* _Dataset rows_:
──────────
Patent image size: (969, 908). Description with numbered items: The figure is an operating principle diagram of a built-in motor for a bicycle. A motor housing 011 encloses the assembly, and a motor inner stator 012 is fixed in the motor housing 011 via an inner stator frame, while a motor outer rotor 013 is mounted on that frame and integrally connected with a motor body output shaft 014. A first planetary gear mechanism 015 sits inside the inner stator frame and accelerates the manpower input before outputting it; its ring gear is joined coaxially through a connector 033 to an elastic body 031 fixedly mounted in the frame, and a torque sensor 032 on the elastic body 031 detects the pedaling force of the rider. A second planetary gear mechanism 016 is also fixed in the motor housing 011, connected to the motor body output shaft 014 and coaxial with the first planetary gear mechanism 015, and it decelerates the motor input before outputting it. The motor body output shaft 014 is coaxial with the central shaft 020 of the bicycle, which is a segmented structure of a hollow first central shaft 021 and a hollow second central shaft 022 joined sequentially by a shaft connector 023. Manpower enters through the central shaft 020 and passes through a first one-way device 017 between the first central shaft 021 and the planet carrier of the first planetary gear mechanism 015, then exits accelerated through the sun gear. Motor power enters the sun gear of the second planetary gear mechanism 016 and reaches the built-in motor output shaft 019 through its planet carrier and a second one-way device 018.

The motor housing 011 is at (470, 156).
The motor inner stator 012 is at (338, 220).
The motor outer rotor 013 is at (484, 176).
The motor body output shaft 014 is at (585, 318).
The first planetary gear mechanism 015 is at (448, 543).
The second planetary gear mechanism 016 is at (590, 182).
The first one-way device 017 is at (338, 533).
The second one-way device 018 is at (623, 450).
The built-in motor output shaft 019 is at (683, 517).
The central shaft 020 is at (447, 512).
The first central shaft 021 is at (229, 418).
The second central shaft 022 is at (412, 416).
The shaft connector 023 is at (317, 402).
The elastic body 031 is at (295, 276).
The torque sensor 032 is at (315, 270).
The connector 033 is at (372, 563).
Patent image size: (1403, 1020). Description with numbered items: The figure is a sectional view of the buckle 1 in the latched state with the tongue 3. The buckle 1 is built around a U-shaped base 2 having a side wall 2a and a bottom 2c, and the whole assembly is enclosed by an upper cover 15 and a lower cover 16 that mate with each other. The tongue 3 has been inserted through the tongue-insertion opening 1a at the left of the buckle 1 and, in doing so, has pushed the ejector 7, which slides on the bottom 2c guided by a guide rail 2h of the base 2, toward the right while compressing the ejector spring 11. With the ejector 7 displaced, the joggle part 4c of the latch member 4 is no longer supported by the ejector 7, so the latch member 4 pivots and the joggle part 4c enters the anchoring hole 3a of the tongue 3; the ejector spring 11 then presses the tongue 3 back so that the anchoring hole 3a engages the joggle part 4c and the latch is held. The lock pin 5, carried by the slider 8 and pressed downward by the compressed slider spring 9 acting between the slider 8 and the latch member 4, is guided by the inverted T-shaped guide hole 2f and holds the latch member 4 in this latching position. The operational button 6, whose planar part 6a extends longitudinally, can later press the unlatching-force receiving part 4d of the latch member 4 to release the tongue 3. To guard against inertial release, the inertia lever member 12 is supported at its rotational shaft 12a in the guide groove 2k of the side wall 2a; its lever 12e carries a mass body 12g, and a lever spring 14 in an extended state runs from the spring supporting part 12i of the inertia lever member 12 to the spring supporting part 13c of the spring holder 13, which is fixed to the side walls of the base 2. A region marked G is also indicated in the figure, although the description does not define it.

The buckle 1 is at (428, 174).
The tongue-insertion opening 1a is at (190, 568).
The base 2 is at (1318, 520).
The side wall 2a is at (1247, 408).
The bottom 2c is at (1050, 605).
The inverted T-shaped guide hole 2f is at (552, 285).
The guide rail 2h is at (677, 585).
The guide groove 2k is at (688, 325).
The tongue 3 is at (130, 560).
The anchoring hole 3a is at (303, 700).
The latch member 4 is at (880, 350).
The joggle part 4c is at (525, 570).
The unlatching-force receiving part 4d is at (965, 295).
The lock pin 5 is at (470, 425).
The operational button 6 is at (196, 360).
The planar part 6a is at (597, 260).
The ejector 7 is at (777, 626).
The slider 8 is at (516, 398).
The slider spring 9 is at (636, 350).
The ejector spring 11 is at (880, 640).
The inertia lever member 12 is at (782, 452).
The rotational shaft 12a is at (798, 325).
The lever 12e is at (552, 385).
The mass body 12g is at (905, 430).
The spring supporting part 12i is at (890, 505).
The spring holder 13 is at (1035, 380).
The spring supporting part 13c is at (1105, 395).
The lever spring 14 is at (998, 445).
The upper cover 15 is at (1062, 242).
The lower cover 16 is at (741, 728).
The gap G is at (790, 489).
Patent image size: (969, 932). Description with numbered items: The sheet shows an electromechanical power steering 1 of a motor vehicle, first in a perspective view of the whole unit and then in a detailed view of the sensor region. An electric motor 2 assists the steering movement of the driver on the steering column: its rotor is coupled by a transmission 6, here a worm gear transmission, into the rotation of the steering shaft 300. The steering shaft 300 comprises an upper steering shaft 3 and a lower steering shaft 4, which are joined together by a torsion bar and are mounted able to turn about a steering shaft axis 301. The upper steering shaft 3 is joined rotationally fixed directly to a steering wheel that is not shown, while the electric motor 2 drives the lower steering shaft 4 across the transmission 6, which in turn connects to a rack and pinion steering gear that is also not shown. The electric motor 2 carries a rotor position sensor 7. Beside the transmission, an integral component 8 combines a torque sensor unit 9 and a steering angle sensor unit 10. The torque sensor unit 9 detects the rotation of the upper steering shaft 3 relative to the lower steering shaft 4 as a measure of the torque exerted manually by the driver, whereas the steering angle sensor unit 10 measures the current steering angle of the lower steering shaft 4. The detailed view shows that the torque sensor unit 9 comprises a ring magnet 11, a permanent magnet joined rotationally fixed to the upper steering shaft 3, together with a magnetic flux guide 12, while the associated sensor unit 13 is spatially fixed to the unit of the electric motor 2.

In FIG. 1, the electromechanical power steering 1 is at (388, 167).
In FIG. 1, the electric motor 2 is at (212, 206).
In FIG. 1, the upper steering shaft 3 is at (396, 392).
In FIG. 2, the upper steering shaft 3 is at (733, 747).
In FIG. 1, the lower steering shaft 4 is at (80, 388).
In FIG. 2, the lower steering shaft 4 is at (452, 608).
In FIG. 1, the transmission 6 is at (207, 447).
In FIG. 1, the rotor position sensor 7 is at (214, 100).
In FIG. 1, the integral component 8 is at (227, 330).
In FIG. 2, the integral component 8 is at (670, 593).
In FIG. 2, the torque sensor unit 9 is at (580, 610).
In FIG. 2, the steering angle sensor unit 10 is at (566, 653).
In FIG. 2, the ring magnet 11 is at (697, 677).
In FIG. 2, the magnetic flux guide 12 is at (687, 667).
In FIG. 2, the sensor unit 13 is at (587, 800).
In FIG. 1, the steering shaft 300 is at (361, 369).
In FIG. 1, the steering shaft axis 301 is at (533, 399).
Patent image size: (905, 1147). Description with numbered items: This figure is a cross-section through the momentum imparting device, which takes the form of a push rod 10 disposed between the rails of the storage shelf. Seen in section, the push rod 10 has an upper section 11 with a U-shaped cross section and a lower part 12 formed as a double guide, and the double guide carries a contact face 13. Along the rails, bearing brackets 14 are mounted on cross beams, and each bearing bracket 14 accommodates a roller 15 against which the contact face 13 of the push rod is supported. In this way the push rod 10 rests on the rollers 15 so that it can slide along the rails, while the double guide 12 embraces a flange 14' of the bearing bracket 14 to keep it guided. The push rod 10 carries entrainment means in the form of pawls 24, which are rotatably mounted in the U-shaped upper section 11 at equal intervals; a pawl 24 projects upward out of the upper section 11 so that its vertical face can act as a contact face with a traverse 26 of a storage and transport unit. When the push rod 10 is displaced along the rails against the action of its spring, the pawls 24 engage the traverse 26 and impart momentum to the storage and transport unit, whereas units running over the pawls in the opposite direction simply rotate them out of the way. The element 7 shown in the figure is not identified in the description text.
──────────
* _Work required_: Copy the lines of the listing above without any changes, beginning with the line that contains "Patent image size: (1403, 1020)." and continuing through the line that contains "The guide rail 2h is at (677, 585).".

* _Written solution_:
Patent image size: (1403, 1020). Description with numbered items: The figure is a sectional view of the buckle 1 in the latched state with the tongue 3. The buckle 1 is built around a U-shaped base 2 having a side wall 2a and a bottom 2c, and the whole assembly is enclosed by an upper cover 15 and a lower cover 16 that mate with each other. The tongue 3 has been inserted through the tongue-insertion opening 1a at the left of the buckle 1 and, in doing so, has pushed the ejector 7, which slides on the bottom 2c guided by a guide rail 2h of the base 2, toward the right while compressing the ejector spring 11. With the ejector 7 displaced, the joggle part 4c of the latch member 4 is no longer supported by the ejector 7, so the latch member 4 pivots and the joggle part 4c enters the anchoring hole 3a of the tongue 3; the ejector spring 11 then presses the tongue 3 back so that the anchoring hole 3a engages the joggle part 4c and the latch is held. The lock pin 5, carried by the slider 8 and pressed downward by the compressed slider spring 9 acting between the slider 8 and the latch member 4, is guided by the inverted T-shaped guide hole 2f and holds the latch member 4 in this latching position. The operational button 6, whose planar part 6a extends longitudinally, can later press the unlatching-force receiving part 4d of the latch member 4 to release the tongue 3. To guard against inertial release, the inertia lever member 12 is supported at its rotational shaft 12a in the guide groove 2k of the side wall 2a; its lever 12e carries a mass body 12g, and a lever spring 14 in an extended state runs from the spring supporting part 12i of the inertia lever member 12 to the spring supporting part 13c of the spring holder 13, which is fixed to the side walls of the base 2. A region marked G is also indicated in the figure, although the description does not define it.

The buckle 1 is at (428, 174).
The tongue-insertion opening 1a is at (190, 568).
The base 2 is at (1318, 520).
The side wall 2a is at (1247, 408).
The bottom 2c is at (1050, 605).
The inverted T-shaped guide hole 2f is at (552, 285).
The guide rail 2h is at (677, 585).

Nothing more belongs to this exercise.